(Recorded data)
******

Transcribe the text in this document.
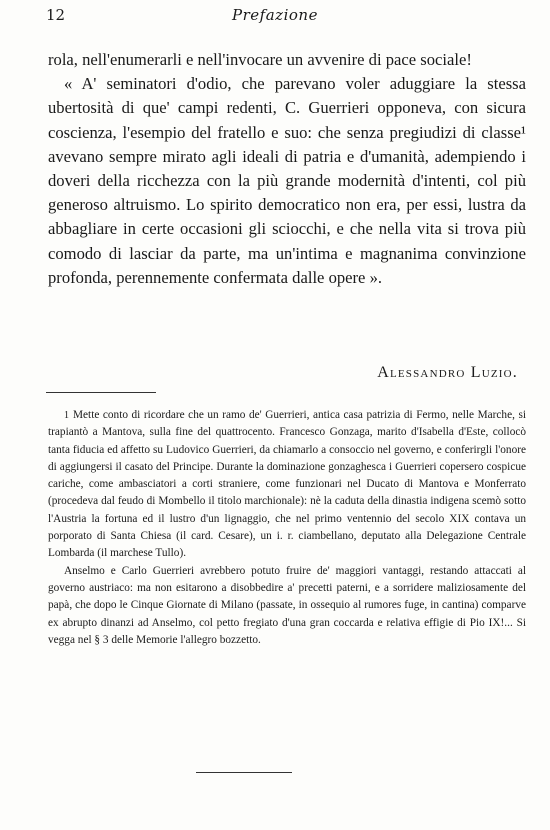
12	Prefazione

rola, nell'enumerarli e nell'invocare un avvenire di pace sociale!

« A' seminatori d'odio, che parevano voler aduggiare la stessa ubertosità di que' campi redenti, C. Guerrieri opponeva, con sicura coscienza, l'esempio del fratello e suo: che senza pregiudizi di classe¹ avevano sempre mirato agli ideali di patria e d'umanità, adempiendo i doveri della ricchezza con la più grande modernità d'intenti, col più generoso altruismo. Lo spirito democratico non era, per essi, lustra da abbagliare in certe occasioni gli sciocchi, e che nella vita si trova più comodo di lasciar da parte, ma un'intima e magnanima convinzione profonda, perennemente confermata dalle opere ».

Alessandro Luzio.

1 Mette conto di ricordare che un ramo de' Guerrieri, antica casa patrizia di Fermo, nelle Marche, si trapiantò a Mantova, sulla fine del quattrocento. Francesco Gonzaga, marito d'Isabella d'Este, collocò tanta fiducia ed affetto su Ludovico Guerrieri, da chiamarlo a consoccio nel governo, e conferirgli l'onore di aggiungersi il casato del Principe. Durante la dominazione gonzaghesca i Guerrieri copersero cospicue cariche, come ambasciatori a corti straniere, come funzionari nel Ducato di Mantova e Monferrato (procedeva dal feudo di Mombello il titolo marchionale): nè la caduta della dinastia indigena scemò sotto l'Austria la fortuna ed il lustro d'un lignaggio, che nel primo ventennio del secolo XIX contava un porporato di Santa Chiesa (il card. Cesare), un i. r. ciambellano, deputato alla Delegazione Centrale Lombarda (il marchese Tullo).

Anselmo e Carlo Guerrieri avrebbero potuto fruire de' maggiori vantaggi, restando attaccati al governo austriaco: ma non esitarono a disobbedire a' precetti paterni, e a sorridere maliziosamente del papà, che dopo le Cinque Giornate di Milano (passate, in ossequio al rumores fuge, in cantina) comparve ex abrupto dinanzi ad Anselmo, col petto fregiato d'una gran coccarda e relativa effigie di Pio IX!... Si vegga nel § 3 delle Memorie l'allegro bozzetto.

******

= Aim =
Omitting all images, print the listing exactly.

= Reply =
Transcribe the text in this document.
12	Prefazione

rola, nell'enumerarli e nell'invocare un avvenire di pace sociale!

« A' seminatori d'odio, che parevano voler aduggiare la stessa ubertosità di que' campi redenti, C. Guerrieri opponeva, con sicura coscienza, l'esempio del fratello e suo: che senza pregiudizi di classe¹ avevano sempre mirato agli ideali di patria e d'umanità, adempiendo i doveri della ricchezza con la più grande modernità d'intenti, col più generoso altruismo. Lo spirito democratico non era, per essi, lustra da abbagliare in certe occasioni gli sciocchi, e che nella vita si trova più comodo di lasciar da parte, ma un'intima e magnanima convinzione profonda, perennemente confermata dalle opere ».

Alessandro Luzio.

1 Mette conto di ricordare che un ramo de' Guerrieri, antica casa patrizia di Fermo, nelle Marche, si trapiantò a Mantova, sulla fine del quattrocento. Francesco Gonzaga, marito d'Isabella d'Este, collocò tanta fiducia ed affetto su Ludovico Guerrieri, da chiamarlo a consoccio nel governo, e conferirgli l'onore di aggiungersi il casato del Principe. Durante la dominazione gonzaghesca i Guerrieri copersero cospicue cariche, come ambasciatori a corti straniere, come funzionari nel Ducato di Mantova e Monferrato (procedeva dal feudo di Mombello il titolo marchionale): nè la caduta della dinastia indigena scemò sotto l'Austria la fortuna ed il lustro d'un lignaggio, che nel primo ventennio del secolo XIX contava un porporato di Santa Chiesa (il card. Cesare), un i. r. ciambellano, deputato alla Delegazione Centrale Lombarda (il marchese Tullo).

Anselmo e Carlo Guerrieri avrebbero potuto fruire de' maggiori vantaggi, restando attaccati al governo austriaco: ma non esitarono a disobbedire a' precetti paterni, e a sorridere maliziosamente del papà, che dopo le Cinque Giornate di Milano (passate, in ossequio al rumores fuge, in cantina) comparve ex abrupto dinanzi ad Anselmo, col petto fregiato d'una gran coccarda e relativa effigie di Pio IX!... Si vegga nel § 3 delle Memorie l'allegro bozzetto.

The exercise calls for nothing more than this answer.